Pull every line with the word "through" out of the entries below.

-- START OF Recorded data --

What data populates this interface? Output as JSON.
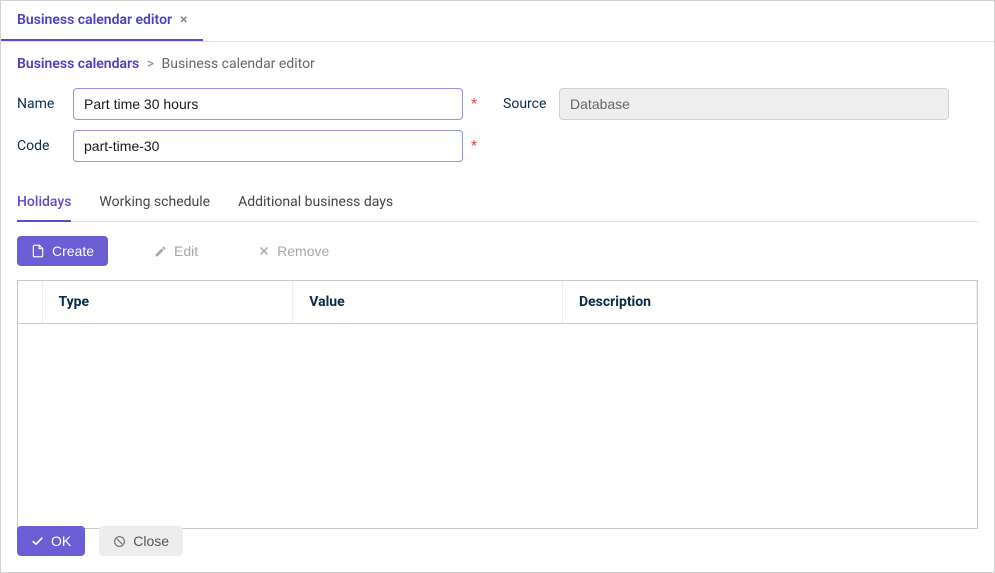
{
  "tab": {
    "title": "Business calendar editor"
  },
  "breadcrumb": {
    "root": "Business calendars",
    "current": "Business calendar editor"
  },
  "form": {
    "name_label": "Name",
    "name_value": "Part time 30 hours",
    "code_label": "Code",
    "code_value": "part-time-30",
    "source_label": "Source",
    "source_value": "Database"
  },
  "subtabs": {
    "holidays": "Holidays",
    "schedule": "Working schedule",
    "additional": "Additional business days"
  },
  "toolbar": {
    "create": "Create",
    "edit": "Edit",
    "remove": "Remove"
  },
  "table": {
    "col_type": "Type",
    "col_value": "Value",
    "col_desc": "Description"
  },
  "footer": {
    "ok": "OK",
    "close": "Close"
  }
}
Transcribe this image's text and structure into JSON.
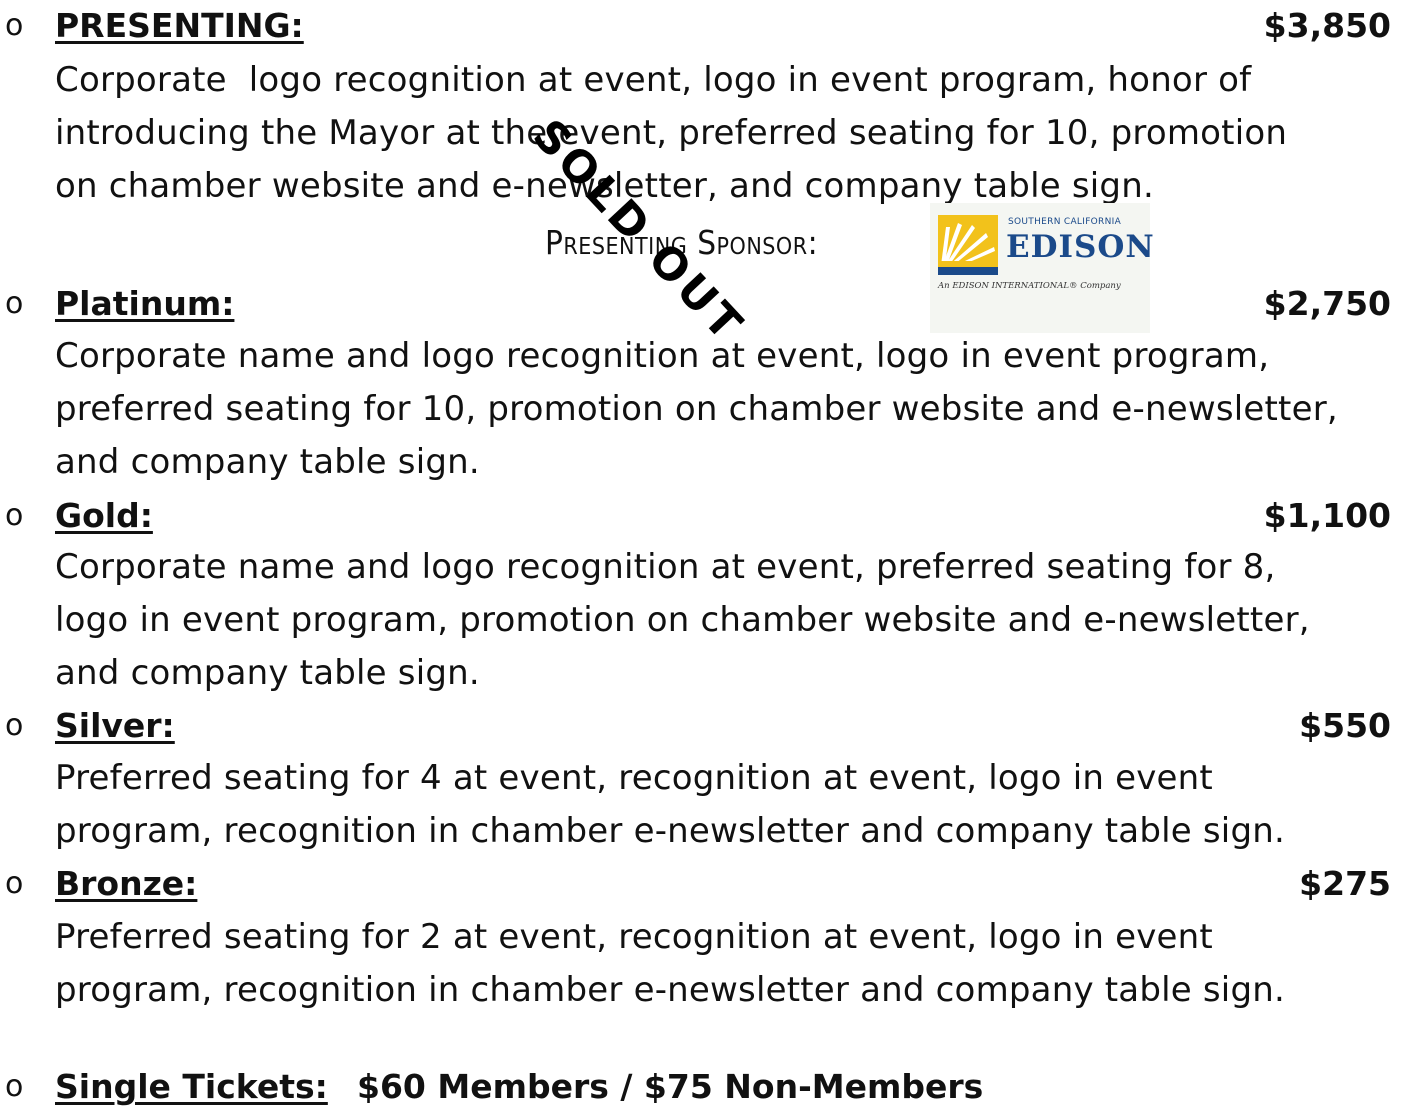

-- END OF Recorded data --
-- START OF Recorded data --

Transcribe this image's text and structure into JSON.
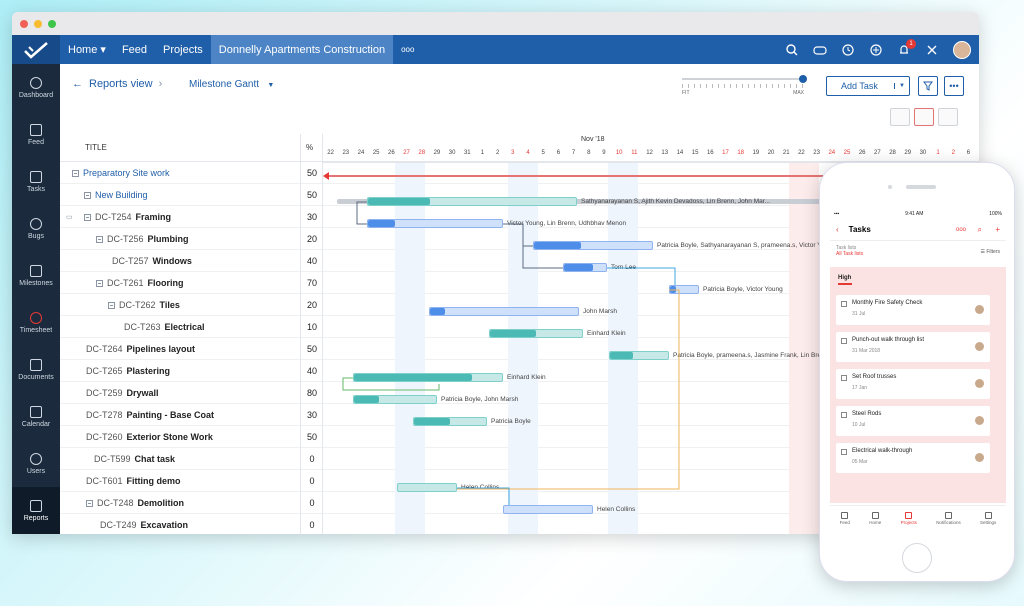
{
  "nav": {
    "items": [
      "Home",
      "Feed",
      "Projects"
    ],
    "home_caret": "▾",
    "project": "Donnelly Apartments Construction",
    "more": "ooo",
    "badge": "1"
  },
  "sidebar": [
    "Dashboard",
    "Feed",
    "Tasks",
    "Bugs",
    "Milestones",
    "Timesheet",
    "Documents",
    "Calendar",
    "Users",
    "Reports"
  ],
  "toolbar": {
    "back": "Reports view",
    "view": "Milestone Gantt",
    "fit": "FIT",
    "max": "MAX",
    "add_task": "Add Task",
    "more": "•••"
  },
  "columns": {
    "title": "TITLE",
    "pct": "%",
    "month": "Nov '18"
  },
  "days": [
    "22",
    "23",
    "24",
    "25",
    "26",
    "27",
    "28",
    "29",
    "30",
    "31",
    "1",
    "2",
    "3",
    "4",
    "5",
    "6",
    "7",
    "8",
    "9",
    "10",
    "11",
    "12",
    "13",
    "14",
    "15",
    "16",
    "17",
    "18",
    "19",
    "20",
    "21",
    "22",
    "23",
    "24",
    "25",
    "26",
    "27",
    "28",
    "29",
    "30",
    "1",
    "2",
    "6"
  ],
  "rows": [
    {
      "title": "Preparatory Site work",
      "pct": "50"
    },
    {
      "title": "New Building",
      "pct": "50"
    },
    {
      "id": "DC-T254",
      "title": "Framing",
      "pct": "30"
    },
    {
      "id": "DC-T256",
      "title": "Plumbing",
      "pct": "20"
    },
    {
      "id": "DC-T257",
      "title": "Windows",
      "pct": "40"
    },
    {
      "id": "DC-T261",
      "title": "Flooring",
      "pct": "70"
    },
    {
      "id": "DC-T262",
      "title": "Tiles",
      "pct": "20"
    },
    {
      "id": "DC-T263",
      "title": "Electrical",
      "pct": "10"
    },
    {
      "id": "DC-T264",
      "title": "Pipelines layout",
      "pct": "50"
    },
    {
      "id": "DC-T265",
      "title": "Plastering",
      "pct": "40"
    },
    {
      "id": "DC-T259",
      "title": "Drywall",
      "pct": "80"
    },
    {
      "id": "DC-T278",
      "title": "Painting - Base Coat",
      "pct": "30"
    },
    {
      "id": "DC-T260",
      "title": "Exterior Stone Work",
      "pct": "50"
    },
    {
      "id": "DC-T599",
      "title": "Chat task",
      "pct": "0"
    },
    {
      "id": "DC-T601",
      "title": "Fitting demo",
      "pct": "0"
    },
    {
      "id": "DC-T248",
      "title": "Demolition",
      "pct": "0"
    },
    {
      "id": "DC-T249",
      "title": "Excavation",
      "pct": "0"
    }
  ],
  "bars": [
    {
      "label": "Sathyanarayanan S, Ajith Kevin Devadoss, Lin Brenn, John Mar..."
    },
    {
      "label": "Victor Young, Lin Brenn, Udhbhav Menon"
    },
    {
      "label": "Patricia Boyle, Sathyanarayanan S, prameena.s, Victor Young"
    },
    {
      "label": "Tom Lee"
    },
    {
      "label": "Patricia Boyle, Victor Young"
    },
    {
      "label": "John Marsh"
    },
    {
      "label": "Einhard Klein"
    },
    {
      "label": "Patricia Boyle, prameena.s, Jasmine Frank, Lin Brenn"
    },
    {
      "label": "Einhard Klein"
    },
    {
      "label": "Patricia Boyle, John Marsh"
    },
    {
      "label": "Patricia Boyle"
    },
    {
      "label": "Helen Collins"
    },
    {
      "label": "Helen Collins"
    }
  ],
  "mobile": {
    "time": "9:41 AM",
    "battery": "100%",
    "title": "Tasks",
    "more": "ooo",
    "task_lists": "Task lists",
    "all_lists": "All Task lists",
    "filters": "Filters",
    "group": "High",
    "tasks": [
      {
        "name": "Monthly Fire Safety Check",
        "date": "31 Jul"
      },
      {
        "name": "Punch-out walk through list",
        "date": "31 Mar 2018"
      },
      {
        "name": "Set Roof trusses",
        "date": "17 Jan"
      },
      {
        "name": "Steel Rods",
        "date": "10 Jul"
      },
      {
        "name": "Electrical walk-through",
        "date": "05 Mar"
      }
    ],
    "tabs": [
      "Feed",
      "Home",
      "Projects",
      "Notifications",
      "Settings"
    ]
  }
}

-- END OF Recorded data --

Exercise response:
        "name": "Punch-out walk through list",
        "name": "Electrical walk-through",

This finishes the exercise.